→ TASK REQUIREMENTS: Pull every line with the word "проекта" out of the entries below.

→ MATERIAL FOR THIS EXERCISE:

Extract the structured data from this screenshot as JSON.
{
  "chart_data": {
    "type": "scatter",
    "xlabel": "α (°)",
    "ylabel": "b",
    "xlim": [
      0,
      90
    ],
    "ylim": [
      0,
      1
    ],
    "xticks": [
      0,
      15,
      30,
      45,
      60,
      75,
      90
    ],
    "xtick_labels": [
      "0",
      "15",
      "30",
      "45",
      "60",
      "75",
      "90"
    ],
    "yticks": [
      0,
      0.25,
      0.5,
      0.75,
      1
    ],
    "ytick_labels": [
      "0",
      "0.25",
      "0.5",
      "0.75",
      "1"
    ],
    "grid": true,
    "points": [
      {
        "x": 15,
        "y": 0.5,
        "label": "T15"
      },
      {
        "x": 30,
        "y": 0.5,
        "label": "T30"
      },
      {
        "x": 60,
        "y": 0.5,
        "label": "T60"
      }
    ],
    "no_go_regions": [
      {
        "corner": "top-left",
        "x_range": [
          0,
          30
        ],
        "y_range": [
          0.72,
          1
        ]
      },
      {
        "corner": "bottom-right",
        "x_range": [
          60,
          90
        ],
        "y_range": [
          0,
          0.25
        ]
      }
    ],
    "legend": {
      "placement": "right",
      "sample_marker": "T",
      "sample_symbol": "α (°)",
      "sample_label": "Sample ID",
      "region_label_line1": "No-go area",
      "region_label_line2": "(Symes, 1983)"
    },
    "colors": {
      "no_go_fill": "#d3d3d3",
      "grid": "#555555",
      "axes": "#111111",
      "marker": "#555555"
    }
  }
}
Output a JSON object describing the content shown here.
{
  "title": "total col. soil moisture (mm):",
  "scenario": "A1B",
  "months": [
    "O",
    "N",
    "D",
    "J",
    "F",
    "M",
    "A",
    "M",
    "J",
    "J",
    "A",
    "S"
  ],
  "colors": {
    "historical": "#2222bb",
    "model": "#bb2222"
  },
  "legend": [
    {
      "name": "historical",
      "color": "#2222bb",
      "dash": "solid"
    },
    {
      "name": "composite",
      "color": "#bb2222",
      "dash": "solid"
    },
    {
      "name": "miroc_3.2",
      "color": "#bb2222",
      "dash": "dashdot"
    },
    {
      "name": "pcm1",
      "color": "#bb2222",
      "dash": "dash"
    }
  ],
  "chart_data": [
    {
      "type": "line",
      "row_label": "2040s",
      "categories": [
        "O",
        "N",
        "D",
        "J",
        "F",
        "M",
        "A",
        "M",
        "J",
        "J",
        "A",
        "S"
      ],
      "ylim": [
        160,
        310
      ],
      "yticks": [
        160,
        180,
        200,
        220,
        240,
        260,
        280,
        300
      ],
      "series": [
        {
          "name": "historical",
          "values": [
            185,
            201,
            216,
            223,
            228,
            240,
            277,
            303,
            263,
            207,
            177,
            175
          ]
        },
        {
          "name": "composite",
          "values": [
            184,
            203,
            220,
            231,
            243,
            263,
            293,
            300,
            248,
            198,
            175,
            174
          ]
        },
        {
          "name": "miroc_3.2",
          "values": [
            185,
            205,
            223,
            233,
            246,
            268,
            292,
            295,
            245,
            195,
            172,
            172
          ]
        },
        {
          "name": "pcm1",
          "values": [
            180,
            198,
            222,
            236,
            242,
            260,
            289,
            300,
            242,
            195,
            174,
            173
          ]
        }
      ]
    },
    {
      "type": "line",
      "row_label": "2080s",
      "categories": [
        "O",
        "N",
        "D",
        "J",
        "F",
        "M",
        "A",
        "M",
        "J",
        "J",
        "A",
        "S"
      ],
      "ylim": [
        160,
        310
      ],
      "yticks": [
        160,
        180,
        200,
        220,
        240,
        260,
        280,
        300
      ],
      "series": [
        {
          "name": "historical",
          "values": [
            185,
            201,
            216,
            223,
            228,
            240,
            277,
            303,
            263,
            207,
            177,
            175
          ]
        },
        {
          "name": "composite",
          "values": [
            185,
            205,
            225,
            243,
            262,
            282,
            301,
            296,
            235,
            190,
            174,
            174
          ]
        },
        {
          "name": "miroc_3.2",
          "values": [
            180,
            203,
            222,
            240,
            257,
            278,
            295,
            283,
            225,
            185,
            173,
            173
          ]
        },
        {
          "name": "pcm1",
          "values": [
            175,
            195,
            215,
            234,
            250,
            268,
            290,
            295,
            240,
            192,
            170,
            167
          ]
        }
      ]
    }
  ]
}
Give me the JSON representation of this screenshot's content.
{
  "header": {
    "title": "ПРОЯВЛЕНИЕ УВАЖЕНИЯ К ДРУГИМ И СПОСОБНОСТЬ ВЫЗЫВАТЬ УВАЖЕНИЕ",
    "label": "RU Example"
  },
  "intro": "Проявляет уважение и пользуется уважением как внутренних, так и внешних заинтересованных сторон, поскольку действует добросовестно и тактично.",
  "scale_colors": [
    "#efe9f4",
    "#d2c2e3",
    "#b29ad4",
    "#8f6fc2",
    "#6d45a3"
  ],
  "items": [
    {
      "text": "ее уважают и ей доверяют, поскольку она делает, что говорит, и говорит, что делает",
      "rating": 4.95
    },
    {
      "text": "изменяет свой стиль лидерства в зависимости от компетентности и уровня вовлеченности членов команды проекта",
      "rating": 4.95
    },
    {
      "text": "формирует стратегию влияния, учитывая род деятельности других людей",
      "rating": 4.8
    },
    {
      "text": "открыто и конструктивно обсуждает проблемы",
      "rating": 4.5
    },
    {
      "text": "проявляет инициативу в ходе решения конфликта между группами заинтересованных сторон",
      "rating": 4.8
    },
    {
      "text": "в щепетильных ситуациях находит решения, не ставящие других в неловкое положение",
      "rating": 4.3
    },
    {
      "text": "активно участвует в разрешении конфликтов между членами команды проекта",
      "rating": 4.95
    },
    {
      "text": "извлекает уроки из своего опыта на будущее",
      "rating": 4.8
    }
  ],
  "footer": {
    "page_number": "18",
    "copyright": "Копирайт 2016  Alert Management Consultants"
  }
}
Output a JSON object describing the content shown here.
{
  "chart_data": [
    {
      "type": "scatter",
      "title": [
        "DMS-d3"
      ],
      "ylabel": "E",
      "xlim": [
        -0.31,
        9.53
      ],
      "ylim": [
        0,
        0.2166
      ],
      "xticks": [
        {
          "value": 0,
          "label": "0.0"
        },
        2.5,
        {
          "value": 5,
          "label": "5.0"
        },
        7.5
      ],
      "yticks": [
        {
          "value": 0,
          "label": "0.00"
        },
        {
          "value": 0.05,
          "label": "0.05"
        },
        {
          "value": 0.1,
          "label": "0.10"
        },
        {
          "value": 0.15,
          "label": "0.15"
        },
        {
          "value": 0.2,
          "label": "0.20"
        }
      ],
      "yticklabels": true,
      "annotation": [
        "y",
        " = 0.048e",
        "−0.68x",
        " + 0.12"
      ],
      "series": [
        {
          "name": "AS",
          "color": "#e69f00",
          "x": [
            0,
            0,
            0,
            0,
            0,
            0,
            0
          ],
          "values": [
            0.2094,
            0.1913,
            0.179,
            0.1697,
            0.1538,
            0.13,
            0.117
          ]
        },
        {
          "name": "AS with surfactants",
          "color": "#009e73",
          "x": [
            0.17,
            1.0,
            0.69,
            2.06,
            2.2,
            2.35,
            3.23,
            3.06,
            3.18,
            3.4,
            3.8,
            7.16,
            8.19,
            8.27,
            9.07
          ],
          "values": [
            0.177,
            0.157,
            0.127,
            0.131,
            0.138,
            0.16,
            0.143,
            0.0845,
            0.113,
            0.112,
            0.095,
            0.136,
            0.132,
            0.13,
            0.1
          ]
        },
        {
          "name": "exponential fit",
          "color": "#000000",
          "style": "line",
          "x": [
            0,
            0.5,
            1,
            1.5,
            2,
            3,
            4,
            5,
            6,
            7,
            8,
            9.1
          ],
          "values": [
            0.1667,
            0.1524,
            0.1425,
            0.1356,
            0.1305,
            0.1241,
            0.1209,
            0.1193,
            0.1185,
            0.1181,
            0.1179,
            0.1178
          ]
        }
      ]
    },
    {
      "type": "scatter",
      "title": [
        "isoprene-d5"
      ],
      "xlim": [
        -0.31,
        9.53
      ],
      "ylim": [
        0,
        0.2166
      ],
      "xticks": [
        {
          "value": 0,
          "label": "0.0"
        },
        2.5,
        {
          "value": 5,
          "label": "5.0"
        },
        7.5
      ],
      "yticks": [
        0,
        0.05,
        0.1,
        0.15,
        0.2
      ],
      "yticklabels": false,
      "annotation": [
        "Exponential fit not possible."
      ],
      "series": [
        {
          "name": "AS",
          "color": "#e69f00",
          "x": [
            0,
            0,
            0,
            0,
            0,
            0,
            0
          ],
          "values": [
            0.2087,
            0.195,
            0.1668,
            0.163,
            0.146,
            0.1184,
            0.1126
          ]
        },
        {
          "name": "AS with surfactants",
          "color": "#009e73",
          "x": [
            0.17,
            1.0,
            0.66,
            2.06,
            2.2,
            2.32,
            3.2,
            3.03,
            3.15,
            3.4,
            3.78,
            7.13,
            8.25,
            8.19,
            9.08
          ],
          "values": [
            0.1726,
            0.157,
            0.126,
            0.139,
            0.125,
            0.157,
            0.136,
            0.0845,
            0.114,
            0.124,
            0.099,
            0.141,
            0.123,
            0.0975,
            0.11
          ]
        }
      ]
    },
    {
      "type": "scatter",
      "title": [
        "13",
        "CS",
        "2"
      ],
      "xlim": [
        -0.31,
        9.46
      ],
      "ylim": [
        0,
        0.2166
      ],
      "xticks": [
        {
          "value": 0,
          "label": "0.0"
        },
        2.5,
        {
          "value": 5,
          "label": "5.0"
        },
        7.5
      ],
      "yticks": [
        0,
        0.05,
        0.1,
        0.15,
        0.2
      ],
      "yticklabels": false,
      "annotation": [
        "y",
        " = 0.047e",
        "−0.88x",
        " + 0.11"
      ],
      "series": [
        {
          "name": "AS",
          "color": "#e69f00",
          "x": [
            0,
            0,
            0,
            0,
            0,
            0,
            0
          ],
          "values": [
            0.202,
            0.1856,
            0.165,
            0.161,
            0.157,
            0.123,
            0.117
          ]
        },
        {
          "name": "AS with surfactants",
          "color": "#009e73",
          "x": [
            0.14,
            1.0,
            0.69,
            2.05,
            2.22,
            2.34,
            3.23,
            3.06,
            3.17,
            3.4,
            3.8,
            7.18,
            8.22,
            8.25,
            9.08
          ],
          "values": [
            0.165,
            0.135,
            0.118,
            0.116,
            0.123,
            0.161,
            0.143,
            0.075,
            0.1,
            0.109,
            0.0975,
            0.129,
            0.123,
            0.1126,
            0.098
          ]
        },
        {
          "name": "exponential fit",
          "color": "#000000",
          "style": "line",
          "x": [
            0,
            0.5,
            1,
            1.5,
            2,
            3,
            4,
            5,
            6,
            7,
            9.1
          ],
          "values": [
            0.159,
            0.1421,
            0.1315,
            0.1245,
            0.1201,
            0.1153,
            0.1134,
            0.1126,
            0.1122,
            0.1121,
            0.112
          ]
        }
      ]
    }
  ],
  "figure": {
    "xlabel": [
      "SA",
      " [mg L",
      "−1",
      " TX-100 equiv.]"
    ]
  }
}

→ EXERCISE RESPONSE:
      "text": "изменяет свой стиль лидерства в зависимости от компетентности и уровня вовлеченности членов команды проекта",
      "text": "активно участвует в разрешении конфликтов между членами команды проекта",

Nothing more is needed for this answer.